● **Given task**
Show every line in the records below that contains the word "data".

● **Given entries**
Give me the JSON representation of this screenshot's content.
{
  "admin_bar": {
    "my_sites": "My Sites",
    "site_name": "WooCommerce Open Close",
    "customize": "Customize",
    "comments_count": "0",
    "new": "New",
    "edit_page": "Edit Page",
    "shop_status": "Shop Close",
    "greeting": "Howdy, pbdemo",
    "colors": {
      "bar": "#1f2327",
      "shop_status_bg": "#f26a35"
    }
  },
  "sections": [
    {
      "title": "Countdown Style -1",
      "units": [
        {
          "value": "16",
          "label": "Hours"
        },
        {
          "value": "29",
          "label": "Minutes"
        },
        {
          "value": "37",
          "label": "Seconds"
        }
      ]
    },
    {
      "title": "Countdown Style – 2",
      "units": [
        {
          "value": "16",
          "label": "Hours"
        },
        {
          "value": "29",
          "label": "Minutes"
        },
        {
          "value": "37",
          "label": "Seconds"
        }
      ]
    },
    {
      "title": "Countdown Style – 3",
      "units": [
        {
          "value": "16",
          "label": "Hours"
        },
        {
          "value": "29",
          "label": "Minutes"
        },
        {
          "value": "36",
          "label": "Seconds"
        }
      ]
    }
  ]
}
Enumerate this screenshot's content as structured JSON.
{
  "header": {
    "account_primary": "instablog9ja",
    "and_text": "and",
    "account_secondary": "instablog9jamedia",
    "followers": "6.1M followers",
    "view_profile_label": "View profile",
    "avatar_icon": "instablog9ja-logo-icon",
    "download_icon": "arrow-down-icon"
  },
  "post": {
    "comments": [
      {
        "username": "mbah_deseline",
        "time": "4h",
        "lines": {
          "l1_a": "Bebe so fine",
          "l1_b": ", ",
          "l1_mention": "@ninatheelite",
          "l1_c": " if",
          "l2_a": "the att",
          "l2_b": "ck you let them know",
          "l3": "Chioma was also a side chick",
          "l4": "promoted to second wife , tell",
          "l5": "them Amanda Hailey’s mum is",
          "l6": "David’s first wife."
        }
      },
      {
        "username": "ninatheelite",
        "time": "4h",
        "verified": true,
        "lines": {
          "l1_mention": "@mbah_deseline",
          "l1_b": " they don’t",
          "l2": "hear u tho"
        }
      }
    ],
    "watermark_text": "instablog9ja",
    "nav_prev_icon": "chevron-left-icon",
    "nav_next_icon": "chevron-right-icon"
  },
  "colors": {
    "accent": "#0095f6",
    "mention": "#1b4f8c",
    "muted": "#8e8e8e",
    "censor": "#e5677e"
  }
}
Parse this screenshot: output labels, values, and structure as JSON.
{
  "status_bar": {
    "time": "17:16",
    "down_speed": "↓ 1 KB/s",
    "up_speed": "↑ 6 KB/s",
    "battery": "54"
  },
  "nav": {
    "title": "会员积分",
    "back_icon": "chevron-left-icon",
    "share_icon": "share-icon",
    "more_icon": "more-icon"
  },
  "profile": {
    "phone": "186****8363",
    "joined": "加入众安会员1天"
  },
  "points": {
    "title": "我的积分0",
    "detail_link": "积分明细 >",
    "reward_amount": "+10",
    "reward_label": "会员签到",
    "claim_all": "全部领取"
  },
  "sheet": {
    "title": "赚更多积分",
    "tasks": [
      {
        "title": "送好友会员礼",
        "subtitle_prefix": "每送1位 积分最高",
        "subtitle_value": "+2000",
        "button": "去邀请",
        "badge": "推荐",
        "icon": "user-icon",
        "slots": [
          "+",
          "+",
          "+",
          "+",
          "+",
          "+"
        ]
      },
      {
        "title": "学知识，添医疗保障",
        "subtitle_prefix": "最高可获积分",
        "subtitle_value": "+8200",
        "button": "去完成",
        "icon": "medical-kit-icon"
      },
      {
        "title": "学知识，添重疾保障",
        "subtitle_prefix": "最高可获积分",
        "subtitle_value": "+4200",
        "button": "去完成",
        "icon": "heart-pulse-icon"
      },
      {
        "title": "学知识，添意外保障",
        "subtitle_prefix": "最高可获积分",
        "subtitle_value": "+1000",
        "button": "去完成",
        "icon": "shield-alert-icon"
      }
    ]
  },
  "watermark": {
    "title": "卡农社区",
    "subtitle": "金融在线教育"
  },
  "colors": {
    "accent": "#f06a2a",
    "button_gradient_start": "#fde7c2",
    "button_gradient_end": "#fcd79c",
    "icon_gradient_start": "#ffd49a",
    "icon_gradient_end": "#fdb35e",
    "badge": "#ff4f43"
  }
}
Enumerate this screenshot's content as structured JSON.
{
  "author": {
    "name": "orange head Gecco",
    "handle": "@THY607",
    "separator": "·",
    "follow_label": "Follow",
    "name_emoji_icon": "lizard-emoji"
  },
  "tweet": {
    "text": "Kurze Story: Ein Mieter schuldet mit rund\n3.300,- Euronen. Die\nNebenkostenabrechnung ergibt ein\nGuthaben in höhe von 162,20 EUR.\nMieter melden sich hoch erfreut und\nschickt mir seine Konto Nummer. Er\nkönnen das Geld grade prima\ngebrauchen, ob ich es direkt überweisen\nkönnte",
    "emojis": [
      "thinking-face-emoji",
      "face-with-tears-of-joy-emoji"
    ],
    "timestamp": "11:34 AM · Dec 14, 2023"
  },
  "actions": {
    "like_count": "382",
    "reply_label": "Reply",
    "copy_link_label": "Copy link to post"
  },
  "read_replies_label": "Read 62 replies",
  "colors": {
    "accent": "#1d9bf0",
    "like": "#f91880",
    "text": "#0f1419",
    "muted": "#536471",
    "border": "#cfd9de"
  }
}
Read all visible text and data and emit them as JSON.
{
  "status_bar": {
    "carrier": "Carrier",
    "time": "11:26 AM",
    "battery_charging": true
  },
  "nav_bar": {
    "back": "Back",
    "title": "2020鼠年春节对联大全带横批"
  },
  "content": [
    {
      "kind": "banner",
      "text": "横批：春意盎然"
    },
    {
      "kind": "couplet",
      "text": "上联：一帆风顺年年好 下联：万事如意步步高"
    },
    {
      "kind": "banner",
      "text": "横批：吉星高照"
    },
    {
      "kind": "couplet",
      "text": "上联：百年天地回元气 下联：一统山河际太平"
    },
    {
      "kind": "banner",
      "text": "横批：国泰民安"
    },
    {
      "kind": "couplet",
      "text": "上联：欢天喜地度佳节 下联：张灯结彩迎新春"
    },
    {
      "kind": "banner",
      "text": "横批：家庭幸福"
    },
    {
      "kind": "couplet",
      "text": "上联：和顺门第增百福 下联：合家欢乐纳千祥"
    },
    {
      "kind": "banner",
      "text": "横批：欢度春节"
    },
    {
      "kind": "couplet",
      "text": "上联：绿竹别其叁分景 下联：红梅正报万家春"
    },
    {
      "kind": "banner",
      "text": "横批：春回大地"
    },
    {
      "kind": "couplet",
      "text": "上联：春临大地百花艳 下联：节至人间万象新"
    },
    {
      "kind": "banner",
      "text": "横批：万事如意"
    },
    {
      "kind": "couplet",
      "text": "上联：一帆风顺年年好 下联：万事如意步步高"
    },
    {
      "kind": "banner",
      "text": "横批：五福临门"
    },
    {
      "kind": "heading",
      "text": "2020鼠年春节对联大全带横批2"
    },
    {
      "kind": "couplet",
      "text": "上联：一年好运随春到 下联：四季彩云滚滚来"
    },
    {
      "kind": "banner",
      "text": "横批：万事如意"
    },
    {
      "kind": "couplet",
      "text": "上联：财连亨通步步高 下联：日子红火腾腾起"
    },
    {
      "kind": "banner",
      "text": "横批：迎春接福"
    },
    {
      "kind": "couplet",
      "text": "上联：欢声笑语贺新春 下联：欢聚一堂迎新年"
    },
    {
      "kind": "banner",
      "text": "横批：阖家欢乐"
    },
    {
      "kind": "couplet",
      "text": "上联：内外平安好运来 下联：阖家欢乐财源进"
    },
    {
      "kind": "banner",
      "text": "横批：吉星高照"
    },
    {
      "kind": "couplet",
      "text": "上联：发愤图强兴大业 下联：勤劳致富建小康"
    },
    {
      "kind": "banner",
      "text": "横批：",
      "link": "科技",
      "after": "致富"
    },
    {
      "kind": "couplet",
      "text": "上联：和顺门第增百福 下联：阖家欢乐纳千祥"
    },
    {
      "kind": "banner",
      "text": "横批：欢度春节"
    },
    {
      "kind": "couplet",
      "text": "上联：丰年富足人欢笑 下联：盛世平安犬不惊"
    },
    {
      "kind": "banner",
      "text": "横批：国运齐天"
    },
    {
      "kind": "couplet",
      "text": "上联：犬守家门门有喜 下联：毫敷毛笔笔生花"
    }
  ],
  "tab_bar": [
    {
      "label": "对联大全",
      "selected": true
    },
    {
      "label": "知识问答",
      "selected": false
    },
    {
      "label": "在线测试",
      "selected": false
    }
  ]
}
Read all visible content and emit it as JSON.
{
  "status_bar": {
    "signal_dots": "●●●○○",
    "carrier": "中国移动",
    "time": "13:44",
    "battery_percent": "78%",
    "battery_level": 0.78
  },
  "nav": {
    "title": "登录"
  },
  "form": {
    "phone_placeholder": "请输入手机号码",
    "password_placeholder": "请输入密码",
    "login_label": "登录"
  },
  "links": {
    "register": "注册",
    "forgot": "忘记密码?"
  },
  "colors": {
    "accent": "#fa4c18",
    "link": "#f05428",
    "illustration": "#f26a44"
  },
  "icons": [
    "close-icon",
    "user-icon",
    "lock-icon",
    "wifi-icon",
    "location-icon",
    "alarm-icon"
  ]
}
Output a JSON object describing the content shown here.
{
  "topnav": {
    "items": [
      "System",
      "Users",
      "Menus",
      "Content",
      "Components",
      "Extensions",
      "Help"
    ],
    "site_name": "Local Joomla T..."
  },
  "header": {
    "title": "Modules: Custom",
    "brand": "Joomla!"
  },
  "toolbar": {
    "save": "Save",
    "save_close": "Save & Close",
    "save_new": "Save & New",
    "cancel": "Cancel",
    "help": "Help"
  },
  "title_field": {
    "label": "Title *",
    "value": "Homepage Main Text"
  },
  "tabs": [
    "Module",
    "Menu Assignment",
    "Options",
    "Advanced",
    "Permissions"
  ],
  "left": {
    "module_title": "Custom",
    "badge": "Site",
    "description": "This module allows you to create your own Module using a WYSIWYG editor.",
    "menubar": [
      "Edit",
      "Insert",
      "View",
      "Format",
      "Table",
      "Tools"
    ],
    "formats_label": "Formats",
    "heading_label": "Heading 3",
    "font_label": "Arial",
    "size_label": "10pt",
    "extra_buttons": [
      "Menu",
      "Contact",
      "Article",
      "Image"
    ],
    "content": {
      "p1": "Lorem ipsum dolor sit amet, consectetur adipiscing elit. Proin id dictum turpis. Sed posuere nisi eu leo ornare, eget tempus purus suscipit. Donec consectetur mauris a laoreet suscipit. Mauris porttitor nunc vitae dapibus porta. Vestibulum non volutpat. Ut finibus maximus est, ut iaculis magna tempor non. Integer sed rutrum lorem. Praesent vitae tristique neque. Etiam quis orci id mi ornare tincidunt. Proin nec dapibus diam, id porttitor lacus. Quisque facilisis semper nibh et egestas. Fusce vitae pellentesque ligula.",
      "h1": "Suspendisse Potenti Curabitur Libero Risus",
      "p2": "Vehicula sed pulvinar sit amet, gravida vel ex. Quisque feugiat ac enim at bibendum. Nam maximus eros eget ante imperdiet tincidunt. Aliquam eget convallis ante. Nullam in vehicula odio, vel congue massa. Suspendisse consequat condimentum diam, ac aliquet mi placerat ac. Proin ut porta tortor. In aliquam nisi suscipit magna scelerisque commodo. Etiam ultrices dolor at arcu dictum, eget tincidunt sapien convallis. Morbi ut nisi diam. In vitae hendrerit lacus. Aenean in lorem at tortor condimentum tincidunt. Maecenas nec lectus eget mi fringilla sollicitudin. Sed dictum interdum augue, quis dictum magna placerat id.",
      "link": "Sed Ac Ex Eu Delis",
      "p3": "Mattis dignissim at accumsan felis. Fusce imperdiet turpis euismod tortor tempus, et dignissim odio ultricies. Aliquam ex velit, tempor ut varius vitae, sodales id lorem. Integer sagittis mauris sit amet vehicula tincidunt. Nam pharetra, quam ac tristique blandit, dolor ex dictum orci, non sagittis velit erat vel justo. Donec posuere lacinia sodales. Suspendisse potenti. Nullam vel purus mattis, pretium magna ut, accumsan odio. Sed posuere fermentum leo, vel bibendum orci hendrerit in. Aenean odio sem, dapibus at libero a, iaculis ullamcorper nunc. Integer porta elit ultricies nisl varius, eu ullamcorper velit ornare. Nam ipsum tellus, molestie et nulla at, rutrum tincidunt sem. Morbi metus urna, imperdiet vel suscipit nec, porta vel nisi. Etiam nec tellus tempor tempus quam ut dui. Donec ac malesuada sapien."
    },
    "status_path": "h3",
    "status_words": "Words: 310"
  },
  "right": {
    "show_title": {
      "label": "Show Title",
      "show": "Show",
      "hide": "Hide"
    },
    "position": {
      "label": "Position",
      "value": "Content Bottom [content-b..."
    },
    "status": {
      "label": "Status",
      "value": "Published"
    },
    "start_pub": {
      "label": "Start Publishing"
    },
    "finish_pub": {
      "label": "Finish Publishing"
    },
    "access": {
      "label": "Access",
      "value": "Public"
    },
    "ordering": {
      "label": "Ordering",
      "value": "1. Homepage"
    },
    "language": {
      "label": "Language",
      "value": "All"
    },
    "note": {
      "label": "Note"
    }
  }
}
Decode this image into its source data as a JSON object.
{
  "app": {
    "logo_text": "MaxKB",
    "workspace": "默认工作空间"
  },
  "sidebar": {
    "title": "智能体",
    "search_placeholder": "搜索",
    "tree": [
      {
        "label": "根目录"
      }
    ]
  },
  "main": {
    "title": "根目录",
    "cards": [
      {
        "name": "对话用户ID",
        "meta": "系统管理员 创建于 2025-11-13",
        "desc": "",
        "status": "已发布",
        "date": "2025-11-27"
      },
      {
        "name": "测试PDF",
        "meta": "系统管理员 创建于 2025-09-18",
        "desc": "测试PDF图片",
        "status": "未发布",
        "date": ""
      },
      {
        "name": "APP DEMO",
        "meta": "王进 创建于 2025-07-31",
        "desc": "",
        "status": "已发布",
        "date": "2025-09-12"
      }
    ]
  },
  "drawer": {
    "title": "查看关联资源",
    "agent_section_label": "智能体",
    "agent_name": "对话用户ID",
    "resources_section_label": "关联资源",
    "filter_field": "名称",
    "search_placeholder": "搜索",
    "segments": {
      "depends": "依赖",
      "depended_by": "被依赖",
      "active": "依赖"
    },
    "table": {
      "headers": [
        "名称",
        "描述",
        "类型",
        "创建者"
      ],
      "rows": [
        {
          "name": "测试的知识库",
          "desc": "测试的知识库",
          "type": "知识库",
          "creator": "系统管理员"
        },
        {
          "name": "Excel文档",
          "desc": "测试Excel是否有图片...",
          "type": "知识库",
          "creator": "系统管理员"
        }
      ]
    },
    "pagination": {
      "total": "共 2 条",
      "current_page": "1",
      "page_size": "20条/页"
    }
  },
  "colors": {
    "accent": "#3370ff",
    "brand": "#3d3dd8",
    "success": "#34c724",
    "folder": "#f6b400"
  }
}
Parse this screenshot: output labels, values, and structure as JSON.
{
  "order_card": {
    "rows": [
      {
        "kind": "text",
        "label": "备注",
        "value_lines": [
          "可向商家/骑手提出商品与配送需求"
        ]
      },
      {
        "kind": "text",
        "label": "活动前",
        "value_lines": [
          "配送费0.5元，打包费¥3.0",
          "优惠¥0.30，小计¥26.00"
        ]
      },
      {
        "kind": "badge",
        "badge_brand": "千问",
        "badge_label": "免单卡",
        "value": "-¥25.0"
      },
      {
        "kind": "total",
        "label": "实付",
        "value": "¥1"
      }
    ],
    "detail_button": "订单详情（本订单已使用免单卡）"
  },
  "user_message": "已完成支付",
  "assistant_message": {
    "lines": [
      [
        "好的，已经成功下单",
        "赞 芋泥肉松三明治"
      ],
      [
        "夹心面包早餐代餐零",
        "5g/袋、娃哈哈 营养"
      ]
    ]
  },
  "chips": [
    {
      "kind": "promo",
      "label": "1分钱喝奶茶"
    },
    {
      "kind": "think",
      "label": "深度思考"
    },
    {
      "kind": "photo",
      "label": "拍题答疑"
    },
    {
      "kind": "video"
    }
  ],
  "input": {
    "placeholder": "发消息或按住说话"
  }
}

● **Expected answer**
Read all visible text and data and emit them as JSON.
Decode this image into its source data as a JSON object.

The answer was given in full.